Exercise data:
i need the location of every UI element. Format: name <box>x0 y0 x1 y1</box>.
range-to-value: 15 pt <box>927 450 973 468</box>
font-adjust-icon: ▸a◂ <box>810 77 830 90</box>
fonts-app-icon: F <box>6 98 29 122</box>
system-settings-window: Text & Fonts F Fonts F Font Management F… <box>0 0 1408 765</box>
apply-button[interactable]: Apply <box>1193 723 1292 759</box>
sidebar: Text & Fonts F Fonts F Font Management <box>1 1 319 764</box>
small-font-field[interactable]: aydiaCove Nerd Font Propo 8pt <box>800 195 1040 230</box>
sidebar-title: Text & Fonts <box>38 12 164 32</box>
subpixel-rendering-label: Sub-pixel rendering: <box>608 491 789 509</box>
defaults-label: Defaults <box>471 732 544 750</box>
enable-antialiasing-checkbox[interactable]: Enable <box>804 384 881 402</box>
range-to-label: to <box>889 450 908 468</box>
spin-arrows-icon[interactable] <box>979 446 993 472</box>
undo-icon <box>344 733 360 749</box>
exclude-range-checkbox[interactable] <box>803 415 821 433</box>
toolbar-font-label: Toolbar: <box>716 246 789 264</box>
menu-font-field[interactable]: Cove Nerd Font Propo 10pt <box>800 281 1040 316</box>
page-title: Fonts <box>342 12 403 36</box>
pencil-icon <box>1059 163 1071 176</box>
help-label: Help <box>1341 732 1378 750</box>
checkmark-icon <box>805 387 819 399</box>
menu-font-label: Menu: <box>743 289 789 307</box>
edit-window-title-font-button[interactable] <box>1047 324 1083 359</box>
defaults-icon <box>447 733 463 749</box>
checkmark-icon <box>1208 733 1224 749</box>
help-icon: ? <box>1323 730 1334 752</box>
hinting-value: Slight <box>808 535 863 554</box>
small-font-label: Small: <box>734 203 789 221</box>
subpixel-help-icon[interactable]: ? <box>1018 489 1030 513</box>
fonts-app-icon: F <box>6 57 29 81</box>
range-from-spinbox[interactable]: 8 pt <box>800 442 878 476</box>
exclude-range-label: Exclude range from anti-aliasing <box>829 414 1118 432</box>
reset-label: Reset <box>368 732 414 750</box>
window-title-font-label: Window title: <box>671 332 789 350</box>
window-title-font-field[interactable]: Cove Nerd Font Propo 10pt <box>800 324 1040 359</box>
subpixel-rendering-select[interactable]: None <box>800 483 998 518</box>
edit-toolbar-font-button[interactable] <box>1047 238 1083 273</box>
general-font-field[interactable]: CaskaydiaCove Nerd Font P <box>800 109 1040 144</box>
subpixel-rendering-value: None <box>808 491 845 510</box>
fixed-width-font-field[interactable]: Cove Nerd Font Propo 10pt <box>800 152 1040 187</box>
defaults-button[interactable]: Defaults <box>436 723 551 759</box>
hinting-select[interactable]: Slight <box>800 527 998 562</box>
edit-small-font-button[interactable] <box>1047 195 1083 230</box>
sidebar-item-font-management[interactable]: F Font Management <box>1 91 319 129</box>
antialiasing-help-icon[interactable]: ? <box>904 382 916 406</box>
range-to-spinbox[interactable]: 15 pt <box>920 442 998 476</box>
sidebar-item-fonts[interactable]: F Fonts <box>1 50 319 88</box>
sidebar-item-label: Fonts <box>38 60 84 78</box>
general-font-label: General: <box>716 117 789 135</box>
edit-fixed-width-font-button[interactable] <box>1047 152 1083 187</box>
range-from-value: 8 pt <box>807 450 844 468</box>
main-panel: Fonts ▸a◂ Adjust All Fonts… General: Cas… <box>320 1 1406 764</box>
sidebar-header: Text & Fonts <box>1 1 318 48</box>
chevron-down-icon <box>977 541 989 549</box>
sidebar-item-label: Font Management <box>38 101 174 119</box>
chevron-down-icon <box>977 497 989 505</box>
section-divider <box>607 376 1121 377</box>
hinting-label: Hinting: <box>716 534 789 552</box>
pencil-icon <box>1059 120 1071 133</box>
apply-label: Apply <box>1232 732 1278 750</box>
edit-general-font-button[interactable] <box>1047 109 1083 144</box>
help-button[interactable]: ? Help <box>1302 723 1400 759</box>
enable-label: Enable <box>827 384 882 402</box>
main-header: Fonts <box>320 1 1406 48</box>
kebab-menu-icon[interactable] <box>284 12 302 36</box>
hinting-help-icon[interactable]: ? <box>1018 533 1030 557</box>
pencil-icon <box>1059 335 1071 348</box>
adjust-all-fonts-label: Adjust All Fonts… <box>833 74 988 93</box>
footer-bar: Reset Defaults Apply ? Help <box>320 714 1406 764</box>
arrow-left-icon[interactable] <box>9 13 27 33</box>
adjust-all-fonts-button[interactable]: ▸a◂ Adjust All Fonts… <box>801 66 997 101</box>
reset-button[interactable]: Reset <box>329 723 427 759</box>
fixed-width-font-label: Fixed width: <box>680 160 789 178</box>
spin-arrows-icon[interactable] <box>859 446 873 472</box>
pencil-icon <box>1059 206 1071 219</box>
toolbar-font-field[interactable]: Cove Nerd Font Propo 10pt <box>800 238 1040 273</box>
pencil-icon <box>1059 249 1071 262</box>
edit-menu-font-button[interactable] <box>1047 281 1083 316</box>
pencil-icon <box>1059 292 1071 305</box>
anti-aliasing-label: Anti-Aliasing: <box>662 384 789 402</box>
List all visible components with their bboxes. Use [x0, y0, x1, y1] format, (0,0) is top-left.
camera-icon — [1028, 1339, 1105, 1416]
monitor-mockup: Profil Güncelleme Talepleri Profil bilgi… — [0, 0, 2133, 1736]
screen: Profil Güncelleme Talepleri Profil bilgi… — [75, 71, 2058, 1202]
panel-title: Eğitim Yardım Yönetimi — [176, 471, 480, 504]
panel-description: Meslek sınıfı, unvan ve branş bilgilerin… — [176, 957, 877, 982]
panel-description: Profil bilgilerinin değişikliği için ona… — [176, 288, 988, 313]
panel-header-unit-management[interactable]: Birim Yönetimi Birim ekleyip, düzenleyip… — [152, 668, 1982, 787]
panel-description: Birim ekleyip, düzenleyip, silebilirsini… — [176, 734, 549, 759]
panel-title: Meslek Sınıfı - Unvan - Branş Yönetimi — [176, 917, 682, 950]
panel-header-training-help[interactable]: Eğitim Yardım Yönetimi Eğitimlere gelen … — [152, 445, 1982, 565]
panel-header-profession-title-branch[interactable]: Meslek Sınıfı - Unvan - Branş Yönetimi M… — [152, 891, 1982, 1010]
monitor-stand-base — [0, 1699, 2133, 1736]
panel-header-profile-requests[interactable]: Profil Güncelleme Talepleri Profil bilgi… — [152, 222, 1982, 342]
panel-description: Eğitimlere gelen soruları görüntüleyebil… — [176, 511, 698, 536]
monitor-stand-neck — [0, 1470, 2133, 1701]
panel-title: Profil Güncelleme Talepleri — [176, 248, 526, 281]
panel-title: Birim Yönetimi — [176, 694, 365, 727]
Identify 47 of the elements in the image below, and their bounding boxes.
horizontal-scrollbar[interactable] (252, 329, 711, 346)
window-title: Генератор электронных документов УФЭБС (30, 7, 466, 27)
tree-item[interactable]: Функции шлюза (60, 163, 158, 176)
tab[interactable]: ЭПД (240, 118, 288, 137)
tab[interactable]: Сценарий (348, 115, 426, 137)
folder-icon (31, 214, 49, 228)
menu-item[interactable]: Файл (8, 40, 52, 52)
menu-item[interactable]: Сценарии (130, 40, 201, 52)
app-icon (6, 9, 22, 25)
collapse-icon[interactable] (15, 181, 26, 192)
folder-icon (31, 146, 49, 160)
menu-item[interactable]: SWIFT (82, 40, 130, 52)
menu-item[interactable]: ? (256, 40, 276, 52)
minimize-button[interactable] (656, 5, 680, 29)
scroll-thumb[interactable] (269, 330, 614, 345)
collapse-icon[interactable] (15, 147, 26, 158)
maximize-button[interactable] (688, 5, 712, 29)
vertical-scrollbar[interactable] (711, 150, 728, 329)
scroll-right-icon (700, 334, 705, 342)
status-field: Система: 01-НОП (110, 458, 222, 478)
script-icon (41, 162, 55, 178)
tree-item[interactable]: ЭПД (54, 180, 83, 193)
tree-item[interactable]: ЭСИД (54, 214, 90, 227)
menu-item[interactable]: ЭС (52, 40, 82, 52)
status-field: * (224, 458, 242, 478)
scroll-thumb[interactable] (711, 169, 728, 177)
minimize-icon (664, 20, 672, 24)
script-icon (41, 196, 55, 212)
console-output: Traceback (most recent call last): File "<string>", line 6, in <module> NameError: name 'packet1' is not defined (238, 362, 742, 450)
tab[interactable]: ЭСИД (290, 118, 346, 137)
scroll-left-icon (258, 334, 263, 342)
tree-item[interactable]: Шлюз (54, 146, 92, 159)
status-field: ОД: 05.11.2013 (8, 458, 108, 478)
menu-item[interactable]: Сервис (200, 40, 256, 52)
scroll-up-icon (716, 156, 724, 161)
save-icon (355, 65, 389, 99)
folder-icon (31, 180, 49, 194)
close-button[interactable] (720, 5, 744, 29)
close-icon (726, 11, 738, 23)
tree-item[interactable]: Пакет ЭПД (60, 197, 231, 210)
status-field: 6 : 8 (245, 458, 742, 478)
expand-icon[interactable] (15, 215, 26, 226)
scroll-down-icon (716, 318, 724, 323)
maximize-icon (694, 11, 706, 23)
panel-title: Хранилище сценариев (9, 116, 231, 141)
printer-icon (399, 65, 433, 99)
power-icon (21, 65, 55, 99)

What you need to do: Convert the entries from the first line up to and including the line containing "range-to-label: to <box>889 450 908 468</box>" into a JSON list of strings with one string per line, skipping any blank lines.

Complete output:
[
  "i need the location of every UI element. Format: name <box>x0 y0 x1 y1</box>.",
  "range-to-value: 15 pt <box>927 450 973 468</box>",
  "font-adjust-icon: ▸a◂ <box>810 77 830 90</box>",
  "fonts-app-icon: F <box>6 98 29 122</box>",
  "system-settings-window: Text & Fonts F Fonts F Font Management F… <box>0 0 1408 765</box>",
  "apply-button[interactable]: Apply <box>1193 723 1292 759</box>",
  "sidebar: Text & Fonts F Fonts F Font Management <box>1 1 319 764</box>",
  "small-font-field[interactable]: aydiaCove Nerd Font Propo 8pt <box>800 195 1040 230</box>",
  "sidebar-title: Text & Fonts <box>38 12 164 32</box>",
  "subpixel-rendering-label: Sub-pixel rendering: <box>608 491 789 509</box>",
  "defaults-label: Defaults <box>471 732 544 750</box>",
  "enable-antialiasing-checkbox[interactable]: Enable <box>804 384 881 402</box>",
  "range-to-label: to <box>889 450 908 468</box>"
]